Objective
The records below are to be repeated in full, exactly as they are.

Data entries
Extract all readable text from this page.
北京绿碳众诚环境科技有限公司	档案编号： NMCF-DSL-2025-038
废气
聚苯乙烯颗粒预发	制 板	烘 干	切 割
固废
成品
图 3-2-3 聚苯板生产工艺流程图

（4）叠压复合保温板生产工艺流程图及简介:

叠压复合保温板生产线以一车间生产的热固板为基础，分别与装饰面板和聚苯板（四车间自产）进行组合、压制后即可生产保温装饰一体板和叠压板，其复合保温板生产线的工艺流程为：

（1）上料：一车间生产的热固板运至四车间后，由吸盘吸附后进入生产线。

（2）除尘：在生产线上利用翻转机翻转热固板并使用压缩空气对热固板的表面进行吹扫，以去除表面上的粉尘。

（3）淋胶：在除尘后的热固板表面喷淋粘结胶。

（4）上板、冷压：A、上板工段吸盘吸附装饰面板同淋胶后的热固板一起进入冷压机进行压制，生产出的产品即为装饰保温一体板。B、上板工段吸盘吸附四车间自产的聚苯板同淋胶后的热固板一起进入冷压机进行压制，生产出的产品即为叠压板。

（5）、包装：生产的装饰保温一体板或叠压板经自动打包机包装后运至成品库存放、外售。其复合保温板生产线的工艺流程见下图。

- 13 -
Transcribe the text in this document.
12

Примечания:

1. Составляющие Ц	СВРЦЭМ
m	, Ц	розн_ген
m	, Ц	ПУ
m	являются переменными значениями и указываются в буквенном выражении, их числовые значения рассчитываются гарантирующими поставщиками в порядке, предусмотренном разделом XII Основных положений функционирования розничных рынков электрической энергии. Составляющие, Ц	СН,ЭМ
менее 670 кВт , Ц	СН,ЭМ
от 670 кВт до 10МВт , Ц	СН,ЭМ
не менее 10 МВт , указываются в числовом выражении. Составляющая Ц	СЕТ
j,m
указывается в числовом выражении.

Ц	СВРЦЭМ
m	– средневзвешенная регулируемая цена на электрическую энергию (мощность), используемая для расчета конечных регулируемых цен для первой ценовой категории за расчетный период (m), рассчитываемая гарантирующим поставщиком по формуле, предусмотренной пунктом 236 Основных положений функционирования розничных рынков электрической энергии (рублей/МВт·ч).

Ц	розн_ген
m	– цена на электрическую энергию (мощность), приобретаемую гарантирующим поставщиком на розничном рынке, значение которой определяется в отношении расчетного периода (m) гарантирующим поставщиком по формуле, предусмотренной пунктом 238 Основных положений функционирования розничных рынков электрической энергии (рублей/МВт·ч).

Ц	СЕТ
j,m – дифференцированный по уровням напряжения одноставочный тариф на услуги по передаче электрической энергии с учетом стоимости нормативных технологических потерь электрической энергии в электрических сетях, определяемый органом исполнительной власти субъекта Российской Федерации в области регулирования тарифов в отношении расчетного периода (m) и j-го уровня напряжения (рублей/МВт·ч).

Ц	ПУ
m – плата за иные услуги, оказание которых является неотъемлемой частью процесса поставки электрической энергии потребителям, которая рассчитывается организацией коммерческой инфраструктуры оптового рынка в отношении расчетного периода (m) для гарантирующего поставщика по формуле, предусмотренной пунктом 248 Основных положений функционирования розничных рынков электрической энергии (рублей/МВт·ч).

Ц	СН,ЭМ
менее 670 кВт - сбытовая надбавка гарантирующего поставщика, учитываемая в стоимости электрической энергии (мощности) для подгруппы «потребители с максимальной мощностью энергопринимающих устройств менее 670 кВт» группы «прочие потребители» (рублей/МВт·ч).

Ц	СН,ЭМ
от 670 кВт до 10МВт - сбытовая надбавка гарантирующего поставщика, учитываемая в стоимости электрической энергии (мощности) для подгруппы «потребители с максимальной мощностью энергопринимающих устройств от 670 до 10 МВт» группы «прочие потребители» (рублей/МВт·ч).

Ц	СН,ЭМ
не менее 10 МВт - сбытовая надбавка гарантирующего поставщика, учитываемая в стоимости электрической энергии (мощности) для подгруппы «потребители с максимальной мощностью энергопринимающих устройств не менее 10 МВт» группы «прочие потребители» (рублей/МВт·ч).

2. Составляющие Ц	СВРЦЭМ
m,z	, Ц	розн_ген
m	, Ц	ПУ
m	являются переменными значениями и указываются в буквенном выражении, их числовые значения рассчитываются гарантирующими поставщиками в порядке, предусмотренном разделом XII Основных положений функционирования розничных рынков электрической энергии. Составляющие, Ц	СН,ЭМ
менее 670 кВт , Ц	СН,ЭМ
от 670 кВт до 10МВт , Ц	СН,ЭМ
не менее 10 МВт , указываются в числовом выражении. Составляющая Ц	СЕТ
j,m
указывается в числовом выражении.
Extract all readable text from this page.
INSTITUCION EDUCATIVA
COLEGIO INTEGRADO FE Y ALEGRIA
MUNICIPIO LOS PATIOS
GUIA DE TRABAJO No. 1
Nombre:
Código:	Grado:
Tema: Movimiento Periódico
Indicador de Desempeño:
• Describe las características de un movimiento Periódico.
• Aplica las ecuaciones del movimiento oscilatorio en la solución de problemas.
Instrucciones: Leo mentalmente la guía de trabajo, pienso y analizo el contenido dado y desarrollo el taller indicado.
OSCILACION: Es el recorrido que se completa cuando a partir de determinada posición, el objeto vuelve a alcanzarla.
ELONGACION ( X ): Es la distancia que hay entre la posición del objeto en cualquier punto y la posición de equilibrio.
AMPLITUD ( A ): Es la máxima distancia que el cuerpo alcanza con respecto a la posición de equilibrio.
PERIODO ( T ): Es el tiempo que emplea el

Correct result
Extract all readable text from this page.
北京绿碳众诚环境科技有限公司	档案编号： NMCF-DSL-2025-038
废气
聚苯乙烯颗粒预发	制 板	烘 干	切 割
固废
成品
图 3-2-3 聚苯板生产工艺流程图

（4）叠压复合保温板生产工艺流程图及简介:

叠压复合保温板生产线以一车间生产的热固板为基础，分别与装饰面板和聚苯板（四车间自产）进行组合、压制后即可生产保温装饰一体板和叠压板，其复合保温板生产线的工艺流程为：

（1）上料：一车间生产的热固板运至四车间后，由吸盘吸附后进入生产线。

（2）除尘：在生产线上利用翻转机翻转热固板并使用压缩空气对热固板的表面进行吹扫，以去除表面上的粉尘。

（3）淋胶：在除尘后的热固板表面喷淋粘结胶。

（4）上板、冷压：A、上板工段吸盘吸附装饰面板同淋胶后的热固板一起进入冷压机进行压制，生产出的产品即为装饰保温一体板。B、上板工段吸盘吸附四车间自产的聚苯板同淋胶后的热固板一起进入冷压机进行压制，生产出的产品即为叠压板。

（5）、包装：生产的装饰保温一体板或叠压板经自动打包机包装后运至成品库存放、外售。其复合保温板生产线的工艺流程见下图。

- 13 -
Transcribe the text in this document.
12

Примечания:

1. Составляющие Ц	СВРЦЭМ
m	, Ц	розн_ген
m	, Ц	ПУ
m	являются переменными значениями и указываются в буквенном выражении, их числовые значения рассчитываются гарантирующими поставщиками в порядке, предусмотренном разделом XII Основных положений функционирования розничных рынков электрической энергии. Составляющие, Ц	СН,ЭМ
менее 670 кВт , Ц	СН,ЭМ
от 670 кВт до 10МВт , Ц	СН,ЭМ
не менее 10 МВт , указываются в числовом выражении. Составляющая Ц	СЕТ
j,m
указывается в числовом выражении.

Ц	СВРЦЭМ
m	– средневзвешенная регулируемая цена на электрическую энергию (мощность), используемая для расчета конечных регулируемых цен для первой ценовой категории за расчетный период (m), рассчитываемая гарантирующим поставщиком по формуле, предусмотренной пунктом 236 Основных положений функционирования розничных рынков электрической энергии (рублей/МВт·ч).

Ц	розн_ген
m	– цена на электрическую энергию (мощность), приобретаемую гарантирующим поставщиком на розничном рынке, значение которой определяется в отношении расчетного периода (m) гарантирующим поставщиком по формуле, предусмотренной пунктом 238 Основных положений функционирования розничных рынков электрической энергии (рублей/МВт·ч).

Ц	СЕТ
j,m – дифференцированный по уровням напряжения одноставочный тариф на услуги по передаче электрической энергии с учетом стоимости нормативных технологических потерь электрической энергии в электрических сетях, определяемый органом исполнительной власти субъекта Российской Федерации в области регулирования тарифов в отношении расчетного периода (m) и j-го уровня напряжения (рублей/МВт·ч).

Ц	ПУ
m – плата за иные услуги, оказание которых является неотъемлемой частью процесса поставки электрической энергии потребителям, которая рассчитывается организацией коммерческой инфраструктуры оптового рынка в отношении расчетного периода (m) для гарантирующего поставщика по формуле, предусмотренной пунктом 248 Основных положений функционирования розничных рынков электрической энергии (рублей/МВт·ч).

Ц	СН,ЭМ
менее 670 кВт - сбытовая надбавка гарантирующего поставщика, учитываемая в стоимости электрической энергии (мощности) для подгруппы «потребители с максимальной мощностью энергопринимающих устройств менее 670 кВт» группы «прочие потребители» (рублей/МВт·ч).

Ц	СН,ЭМ
от 670 кВт до 10МВт - сбытовая надбавка гарантирующего поставщика, учитываемая в стоимости электрической энергии (мощности) для подгруппы «потребители с максимальной мощностью энергопринимающих устройств от 670 до 10 МВт» группы «прочие потребители» (рублей/МВт·ч).

Ц	СН,ЭМ
не менее 10 МВт - сбытовая надбавка гарантирующего поставщика, учитываемая в стоимости электрической энергии (мощности) для подгруппы «потребители с максимальной мощностью энергопринимающих устройств не менее 10 МВт» группы «прочие потребители» (рублей/МВт·ч).

2. Составляющие Ц	СВРЦЭМ
m,z	, Ц	розн_ген
m	, Ц	ПУ
m	являются переменными значениями и указываются в буквенном выражении, их числовые значения рассчитываются гарантирующими поставщиками в порядке, предусмотренном разделом XII Основных положений функционирования розничных рынков электрической энергии. Составляющие, Ц	СН,ЭМ
менее 670 кВт , Ц	СН,ЭМ
от 670 кВт до 10МВт , Ц	СН,ЭМ
не менее 10 МВт , указываются в числовом выражении. Составляющая Ц	СЕТ
j,m
указывается в числовом выражении.
Extract all readable text from this page.
INSTITUCION EDUCATIVA
COLEGIO INTEGRADO FE Y ALEGRIA
MUNICIPIO LOS PATIOS
GUIA DE TRABAJO No. 1
Nombre:
Código:	Grado:
Tema: Movimiento Periódico
Indicador de Desempeño:
• Describe las características de un movimiento Periódico.
• Aplica las ecuaciones del movimiento oscilatorio en la solución de problemas.
Instrucciones: Leo mentalmente la guía de trabajo, pienso y analizo el contenido dado y desarrollo el taller indicado.
OSCILACION: Es el recorrido que se completa cuando a partir de determinada posición, el objeto vuelve a alcanzarla.
ELONGACION ( X ): Es la distancia que hay entre la posición del objeto en cualquier punto y la posición de equilibrio.
AMPLITUD ( A ): Es la máxima distancia que el cuerpo alcanza con respecto a la posición de equilibrio.
PERIODO ( T ): Es el tiempo que emplea el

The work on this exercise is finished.